# REQUIREMENT
Keep the pictures out of the copy and repeat the records exactly.

### INPUT MATERIAL ###

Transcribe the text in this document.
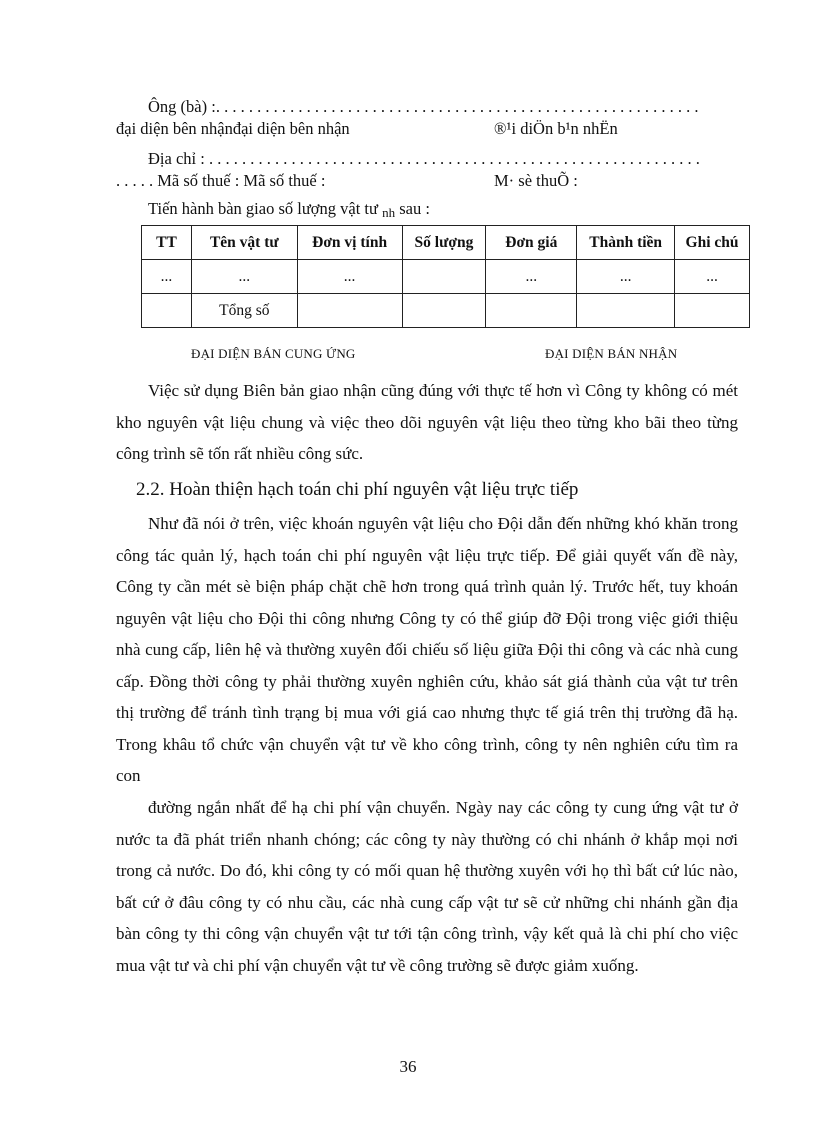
Ông (bà) :. . . . . . . . . . . . . . . . . . . . . . . . . . . . . . . . . . . . . . . . . . . . . . . . . . . . . . . . . . .
đại diện bên nhậnđại diện bên nhận	®¹i diÖn b¹n nhËn
Địa chỉ : . . . . . . . . . . . . . . . . . . . . . . . . . . . . . . . . . . . . . . . . . . . . . . . . . . . . . . . . . . . .
. . . . . Mã số thuế : Mã số thuế :	M· sè thuÕ :
Tiến hành bàn giao số lượng vật tư nh sau :
TT	Tên vật tư	Đơn vị tính	Số lượng	Đơn giá	Thành tiền	Ghi chú
...	...	...		...	...	...
	Tổng số					
ĐẠI DIỆN BÁN CUNG ỨNG	ĐẠI DIỆN BÁN NHẬN

Việc sử dụng Biên bản giao nhận cũng đúng với thực tế hơn vì Công ty không có mét kho nguyên vật liệu chung và việc theo dõi nguyên vật liệu theo từng kho bãi theo từng công trình sẽ tốn rất nhiều công sức.

2.2. Hoàn thiện hạch toán chi phí nguyên vật liệu trực tiếp

Như đã nói ở trên, việc khoán nguyên vật liệu cho Đội dẫn đến những khó khăn trong công tác quản lý, hạch toán chi phí nguyên vật liệu trực tiếp. Để giải quyết vấn đề này, Công ty cần mét sè biện pháp chặt chẽ hơn trong quá trình quản lý. Trước hết, tuy khoán nguyên vật liệu cho Đội thi công nhưng Công ty có thể giúp đỡ Đội trong việc giới thiệu nhà cung cấp, liên hệ và thường xuyên đối chiếu số liệu giữa Đội thi công và các nhà cung cấp. Đồng thời công ty phải thường xuyên nghiên cứu, khảo sát giá thành của vật tư trên thị trường để tránh tình trạng bị mua với giá cao nhưng thực tế giá trên thị trường đã hạ. Trong khâu tổ chức vận chuyển vật tư về kho công trình, công ty nên nghiên cứu tìm ra con

đường ngắn nhất để hạ chi phí vận chuyển. Ngày nay các công ty cung ứng vật tư ở nước ta đã phát triển nhanh chóng; các công ty này thường có chi nhánh ở khắp mọi nơi trong cả nước. Do đó, khi công ty có mối quan hệ thường xuyên với họ thì bất cứ lúc nào, bất cứ ở đâu công ty có nhu cầu, các nhà cung cấp vật tư sẽ cử những chi nhánh gần địa bàn công ty thi công vận chuyển vật tư tới tận công trình, vậy kết quả là chi phí cho việc mua vật tư và chi phí vận chuyển vật tư về công trường sẽ được giảm xuống.

36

###

# SOLUTION TO THIS EXERCISE
Transcribe the text in this document.
Ông (bà) :. . . . . . . . . . . . . . . . . . . . . . . . . . . . . . . . . . . . . . . . . . . . . . . . . . . . . . . . . . .
đại diện bên nhậnđại diện bên nhận	®¹i diÖn b¹n nhËn
Địa chỉ : . . . . . . . . . . . . . . . . . . . . . . . . . . . . . . . . . . . . . . . . . . . . . . . . . . . . . . . . . . . .
. . . . . Mã số thuế : Mã số thuế :	M· sè thuÕ :
Tiến hành bàn giao số lượng vật tư nh sau :
TT	Tên vật tư	Đơn vị tính	Số lượng	Đơn giá	Thành tiền	Ghi chú
...	...	...		...	...	...
	Tổng số					
ĐẠI DIỆN BÁN CUNG ỨNG	ĐẠI DIỆN BÁN NHẬN

Việc sử dụng Biên bản giao nhận cũng đúng với thực tế hơn vì Công ty không có mét kho nguyên vật liệu chung và việc theo dõi nguyên vật liệu theo từng kho bãi theo từng công trình sẽ tốn rất nhiều công sức.

2.2. Hoàn thiện hạch toán chi phí nguyên vật liệu trực tiếp

Như đã nói ở trên, việc khoán nguyên vật liệu cho Đội dẫn đến những khó khăn trong công tác quản lý, hạch toán chi phí nguyên vật liệu trực tiếp. Để giải quyết vấn đề này, Công ty cần mét sè biện pháp chặt chẽ hơn trong quá trình quản lý. Trước hết, tuy khoán nguyên vật liệu cho Đội thi công nhưng Công ty có thể giúp đỡ Đội trong việc giới thiệu nhà cung cấp, liên hệ và thường xuyên đối chiếu số liệu giữa Đội thi công và các nhà cung cấp. Đồng thời công ty phải thường xuyên nghiên cứu, khảo sát giá thành của vật tư trên thị trường để tránh tình trạng bị mua với giá cao nhưng thực tế giá trên thị trường đã hạ. Trong khâu tổ chức vận chuyển vật tư về kho công trình, công ty nên nghiên cứu tìm ra con

đường ngắn nhất để hạ chi phí vận chuyển. Ngày nay các công ty cung ứng vật tư ở nước ta đã phát triển nhanh chóng; các công ty này thường có chi nhánh ở khắp mọi nơi trong cả nước. Do đó, khi công ty có mối quan hệ thường xuyên với họ thì bất cứ lúc nào, bất cứ ở đâu công ty có nhu cầu, các nhà cung cấp vật tư sẽ cử những chi nhánh gần địa bàn công ty thi công vận chuyển vật tư tới tận công trình, vậy kết quả là chi phí cho việc mua vật tư và chi phí vận chuyển vật tư về công trường sẽ được giảm xuống.

36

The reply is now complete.